Where a line below holds the string "scores", that line goes into the answer.

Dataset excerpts
= Beginning of Section =

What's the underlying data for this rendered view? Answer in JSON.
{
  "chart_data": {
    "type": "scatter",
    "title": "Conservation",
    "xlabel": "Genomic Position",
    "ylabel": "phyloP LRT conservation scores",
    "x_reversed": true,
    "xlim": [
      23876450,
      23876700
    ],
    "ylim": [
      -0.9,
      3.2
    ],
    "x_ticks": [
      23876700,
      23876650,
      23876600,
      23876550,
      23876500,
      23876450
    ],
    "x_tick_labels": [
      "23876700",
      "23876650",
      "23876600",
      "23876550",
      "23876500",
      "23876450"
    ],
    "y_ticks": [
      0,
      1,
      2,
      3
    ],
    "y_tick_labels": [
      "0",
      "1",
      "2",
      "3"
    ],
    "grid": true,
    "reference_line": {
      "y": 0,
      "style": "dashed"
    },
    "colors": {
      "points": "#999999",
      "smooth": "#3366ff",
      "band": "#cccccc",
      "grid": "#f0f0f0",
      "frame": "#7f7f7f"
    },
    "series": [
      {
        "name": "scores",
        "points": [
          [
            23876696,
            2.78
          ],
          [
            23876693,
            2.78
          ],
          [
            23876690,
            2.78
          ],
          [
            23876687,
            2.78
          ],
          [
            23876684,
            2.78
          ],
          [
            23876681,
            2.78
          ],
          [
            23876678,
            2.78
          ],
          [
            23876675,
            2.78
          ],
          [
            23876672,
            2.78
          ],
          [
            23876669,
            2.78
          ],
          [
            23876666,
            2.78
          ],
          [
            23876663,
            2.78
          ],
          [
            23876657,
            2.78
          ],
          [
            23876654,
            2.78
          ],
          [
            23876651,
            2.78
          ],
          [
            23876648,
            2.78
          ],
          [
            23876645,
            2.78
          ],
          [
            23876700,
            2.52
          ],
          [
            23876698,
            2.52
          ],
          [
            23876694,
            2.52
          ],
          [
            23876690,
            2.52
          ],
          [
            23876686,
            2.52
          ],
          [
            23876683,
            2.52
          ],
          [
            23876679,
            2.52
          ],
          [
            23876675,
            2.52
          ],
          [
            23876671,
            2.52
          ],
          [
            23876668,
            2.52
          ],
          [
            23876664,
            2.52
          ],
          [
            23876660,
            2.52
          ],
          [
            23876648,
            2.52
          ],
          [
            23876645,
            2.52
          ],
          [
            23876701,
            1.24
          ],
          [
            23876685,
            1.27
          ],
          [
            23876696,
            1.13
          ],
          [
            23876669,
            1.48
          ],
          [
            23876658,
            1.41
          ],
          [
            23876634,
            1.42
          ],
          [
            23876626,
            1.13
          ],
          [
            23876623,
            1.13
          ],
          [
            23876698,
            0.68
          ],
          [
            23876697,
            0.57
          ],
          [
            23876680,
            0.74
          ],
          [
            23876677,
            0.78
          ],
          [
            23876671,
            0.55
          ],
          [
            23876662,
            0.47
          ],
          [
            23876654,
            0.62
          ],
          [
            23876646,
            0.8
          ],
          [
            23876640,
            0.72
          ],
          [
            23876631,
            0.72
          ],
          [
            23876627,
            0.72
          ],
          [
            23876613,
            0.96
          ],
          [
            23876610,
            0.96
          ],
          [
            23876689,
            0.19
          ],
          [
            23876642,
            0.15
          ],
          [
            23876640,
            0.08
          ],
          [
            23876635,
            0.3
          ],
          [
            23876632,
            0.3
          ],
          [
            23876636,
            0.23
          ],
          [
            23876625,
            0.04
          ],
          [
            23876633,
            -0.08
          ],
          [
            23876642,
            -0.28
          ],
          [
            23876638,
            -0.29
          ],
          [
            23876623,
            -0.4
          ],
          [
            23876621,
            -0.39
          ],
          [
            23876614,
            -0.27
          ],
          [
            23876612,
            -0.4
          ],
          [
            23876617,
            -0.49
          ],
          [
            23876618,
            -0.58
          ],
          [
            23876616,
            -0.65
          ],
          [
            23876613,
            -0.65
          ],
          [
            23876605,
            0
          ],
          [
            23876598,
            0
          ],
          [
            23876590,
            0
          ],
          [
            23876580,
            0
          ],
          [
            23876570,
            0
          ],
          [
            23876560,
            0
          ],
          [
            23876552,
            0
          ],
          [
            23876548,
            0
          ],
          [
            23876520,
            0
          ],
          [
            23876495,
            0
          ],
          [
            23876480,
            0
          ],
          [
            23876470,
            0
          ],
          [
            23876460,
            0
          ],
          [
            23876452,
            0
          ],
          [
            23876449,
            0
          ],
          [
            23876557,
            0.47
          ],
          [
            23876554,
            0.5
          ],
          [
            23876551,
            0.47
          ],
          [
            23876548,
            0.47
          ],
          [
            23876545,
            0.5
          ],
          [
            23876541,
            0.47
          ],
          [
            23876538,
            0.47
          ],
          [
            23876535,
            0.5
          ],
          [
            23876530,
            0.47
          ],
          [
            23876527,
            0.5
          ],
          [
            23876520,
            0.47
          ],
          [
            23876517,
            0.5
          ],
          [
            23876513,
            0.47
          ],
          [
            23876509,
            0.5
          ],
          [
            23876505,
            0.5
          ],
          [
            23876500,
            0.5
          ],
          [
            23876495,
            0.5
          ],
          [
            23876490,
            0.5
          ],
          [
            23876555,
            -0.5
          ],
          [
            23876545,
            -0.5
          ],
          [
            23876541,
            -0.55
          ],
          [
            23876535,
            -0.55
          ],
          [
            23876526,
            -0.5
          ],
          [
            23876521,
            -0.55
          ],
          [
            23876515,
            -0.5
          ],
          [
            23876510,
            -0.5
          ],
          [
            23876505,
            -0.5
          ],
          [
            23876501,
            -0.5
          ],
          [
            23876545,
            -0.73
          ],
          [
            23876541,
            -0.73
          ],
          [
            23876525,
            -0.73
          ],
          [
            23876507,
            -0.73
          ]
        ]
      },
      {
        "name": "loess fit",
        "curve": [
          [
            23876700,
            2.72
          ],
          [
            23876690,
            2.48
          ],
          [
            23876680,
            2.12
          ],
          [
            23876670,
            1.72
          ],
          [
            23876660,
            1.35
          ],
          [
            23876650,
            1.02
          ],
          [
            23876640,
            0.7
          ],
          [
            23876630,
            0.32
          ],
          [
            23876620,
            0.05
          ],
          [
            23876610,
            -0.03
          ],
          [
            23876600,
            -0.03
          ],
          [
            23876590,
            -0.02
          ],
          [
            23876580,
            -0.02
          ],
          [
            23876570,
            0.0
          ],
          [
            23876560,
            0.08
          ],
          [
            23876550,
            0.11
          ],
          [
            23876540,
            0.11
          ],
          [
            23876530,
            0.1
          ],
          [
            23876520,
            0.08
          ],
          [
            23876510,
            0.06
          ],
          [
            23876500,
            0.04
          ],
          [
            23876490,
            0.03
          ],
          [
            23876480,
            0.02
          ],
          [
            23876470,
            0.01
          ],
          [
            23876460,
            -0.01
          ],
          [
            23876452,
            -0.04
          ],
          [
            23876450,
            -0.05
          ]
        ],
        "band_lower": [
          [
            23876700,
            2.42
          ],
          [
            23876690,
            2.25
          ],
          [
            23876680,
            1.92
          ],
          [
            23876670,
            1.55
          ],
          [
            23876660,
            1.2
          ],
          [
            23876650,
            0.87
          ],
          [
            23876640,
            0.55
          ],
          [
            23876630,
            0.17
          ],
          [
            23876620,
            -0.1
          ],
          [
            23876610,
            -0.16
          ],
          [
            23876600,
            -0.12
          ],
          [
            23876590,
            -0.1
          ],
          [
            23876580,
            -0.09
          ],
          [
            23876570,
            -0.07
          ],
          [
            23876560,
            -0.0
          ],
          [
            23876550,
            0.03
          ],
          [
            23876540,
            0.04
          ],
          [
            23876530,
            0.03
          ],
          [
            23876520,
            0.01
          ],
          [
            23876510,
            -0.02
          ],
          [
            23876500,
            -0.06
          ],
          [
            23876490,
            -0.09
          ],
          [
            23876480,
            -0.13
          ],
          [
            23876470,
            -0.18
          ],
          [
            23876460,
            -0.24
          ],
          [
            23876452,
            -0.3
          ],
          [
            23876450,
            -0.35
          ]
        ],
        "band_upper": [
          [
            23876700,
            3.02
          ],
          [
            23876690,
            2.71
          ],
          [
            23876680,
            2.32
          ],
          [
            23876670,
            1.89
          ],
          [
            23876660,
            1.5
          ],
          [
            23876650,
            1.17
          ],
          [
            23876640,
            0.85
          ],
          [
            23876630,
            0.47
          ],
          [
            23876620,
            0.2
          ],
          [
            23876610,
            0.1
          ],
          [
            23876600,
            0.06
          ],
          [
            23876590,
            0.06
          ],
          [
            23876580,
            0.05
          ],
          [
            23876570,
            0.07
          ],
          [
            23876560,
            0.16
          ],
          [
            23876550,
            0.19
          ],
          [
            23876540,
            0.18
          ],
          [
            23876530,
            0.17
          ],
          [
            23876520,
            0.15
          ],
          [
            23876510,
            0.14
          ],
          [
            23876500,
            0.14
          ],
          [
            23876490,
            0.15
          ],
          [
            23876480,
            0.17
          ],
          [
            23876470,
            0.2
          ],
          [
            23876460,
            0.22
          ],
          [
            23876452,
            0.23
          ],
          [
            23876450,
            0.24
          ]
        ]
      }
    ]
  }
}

= End of Section =

**WRITTEN SOLUTION:**
    "ylabel": "phyloP LRT conservation scores",
        "name": "scores",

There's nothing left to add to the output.